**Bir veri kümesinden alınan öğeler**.
══════════════════════════════

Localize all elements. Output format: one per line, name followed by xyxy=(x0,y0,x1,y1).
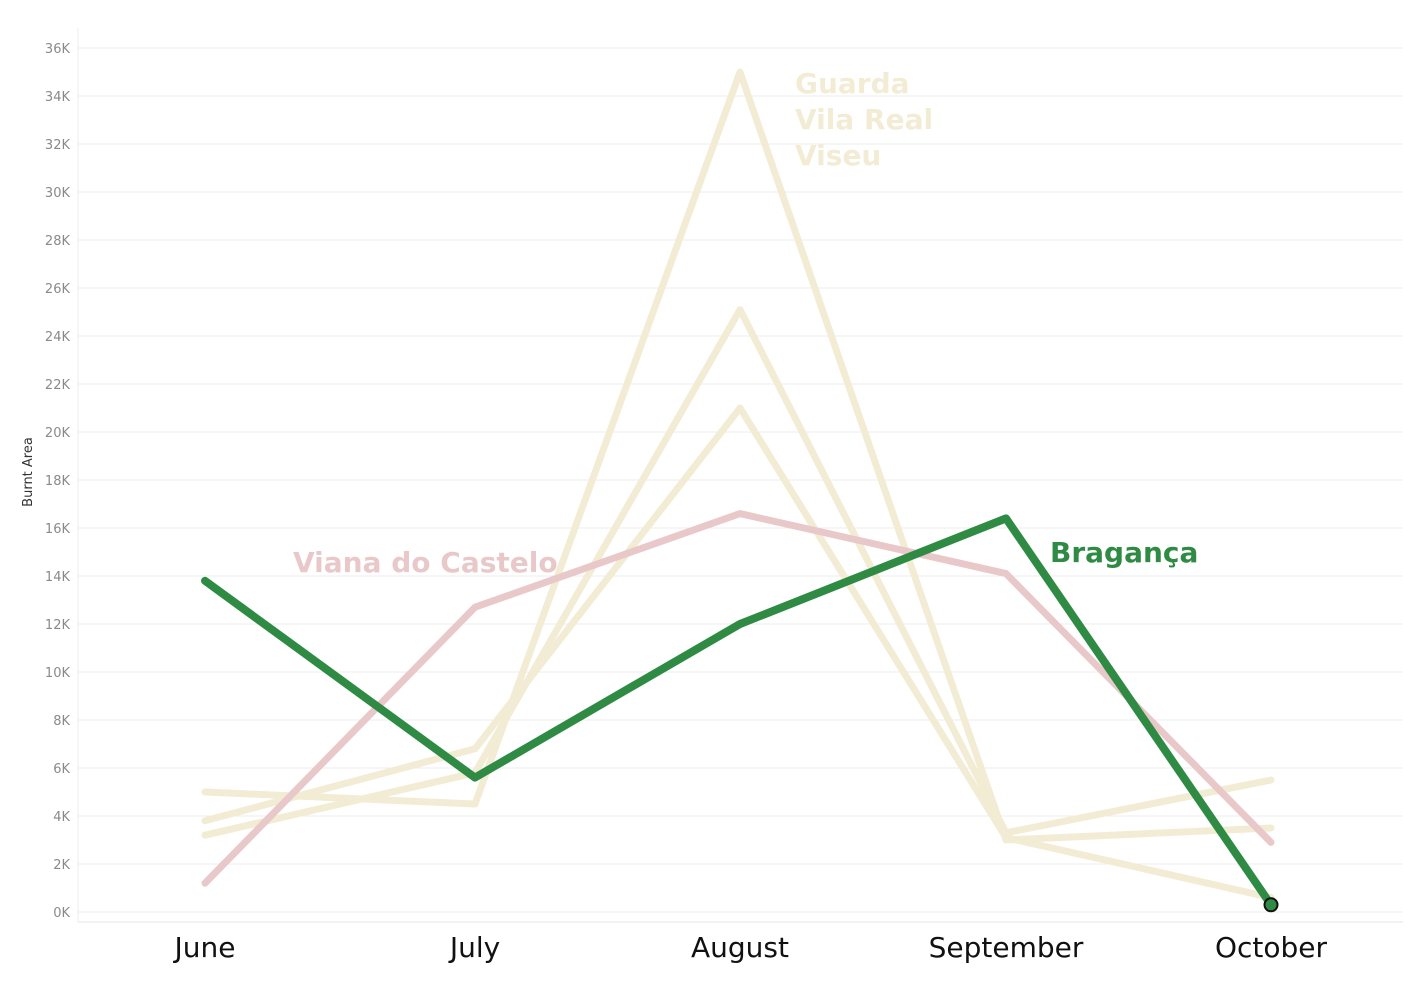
series-line-vila-real xyxy=(201,306,1275,839)
series-label-viseu: Viseu xyxy=(795,139,881,172)
y-tick-label: 32K xyxy=(45,138,71,153)
y-tick-label: 26K xyxy=(45,282,71,297)
y-tick-label: 34K xyxy=(45,90,71,105)
x-tick-label-august: August xyxy=(691,931,789,964)
series-line-bragan-a xyxy=(201,514,1275,909)
series-label-vila-real: Vila Real xyxy=(795,103,933,136)
y-tick-label: 4K xyxy=(53,810,70,825)
y-tick-label: 8K xyxy=(53,714,70,729)
y-tick-label: 16K xyxy=(45,522,71,537)
x-tick-label-october: October xyxy=(1215,931,1328,964)
y-axis-ticks: 0K 2K 4K 6K 8K 10K 12K 14K 16K 18K 20K 22K 24K 26K 28K… xyxy=(45,42,71,921)
y-tick-label: 24K xyxy=(45,330,71,345)
x-axis-ticks: June July August September October xyxy=(173,931,1328,964)
y-tick-label: 0K xyxy=(53,906,70,921)
y-tick-label: 20K xyxy=(45,426,71,441)
y-tick-label: 28K xyxy=(45,234,71,249)
y-tick-label: 14K xyxy=(45,570,71,585)
y-tick-label: 10K xyxy=(45,666,71,681)
series-labels: Guarda Vila Real Viseu Viana do Castelo … xyxy=(293,67,1198,579)
y-tick-label: 30K xyxy=(45,186,71,201)
series-endpoint-marker xyxy=(1263,897,1279,913)
gridlines xyxy=(77,28,1403,923)
y-tick-label: 36K xyxy=(45,42,71,57)
series-lines xyxy=(201,68,1279,913)
y-axis-label: Burnt Area xyxy=(21,437,36,507)
y-tick-label: 22K xyxy=(45,378,71,393)
y-tick-label: 18K xyxy=(45,474,71,489)
y-tick-label: 2K xyxy=(53,858,70,873)
x-tick-label-september: September xyxy=(929,931,1084,964)
series-line-guarda xyxy=(201,68,1275,844)
x-tick-label-june: June xyxy=(173,931,236,964)
y-tick-label: 12K xyxy=(45,618,71,633)
y-tick-label: 6K xyxy=(53,762,70,777)
x-tick-label-july: July xyxy=(448,931,500,964)
series-label-braganca: Bragança xyxy=(1050,536,1198,569)
series-line-viana-do-castelo xyxy=(201,510,1275,887)
series-label-guarda: Guarda xyxy=(795,67,910,100)
series-line-viseu xyxy=(201,404,1275,902)
series-label-viana-do-castelo: Viana do Castelo xyxy=(293,546,558,579)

══════════════════════════════

Yukarıdaki satırlar arasından "September" sözcüğünü içerenlerin tümünü ayıklayıp olduğu gibi aktarınız; büyük-küçük harf ayrımı gözetilmelidir.

**Sorunun yanıtı**.
x-axis-ticks: June July August September October xyxy=(173,931,1328,964)
x-tick-label-september: September xyxy=(929,931,1084,964)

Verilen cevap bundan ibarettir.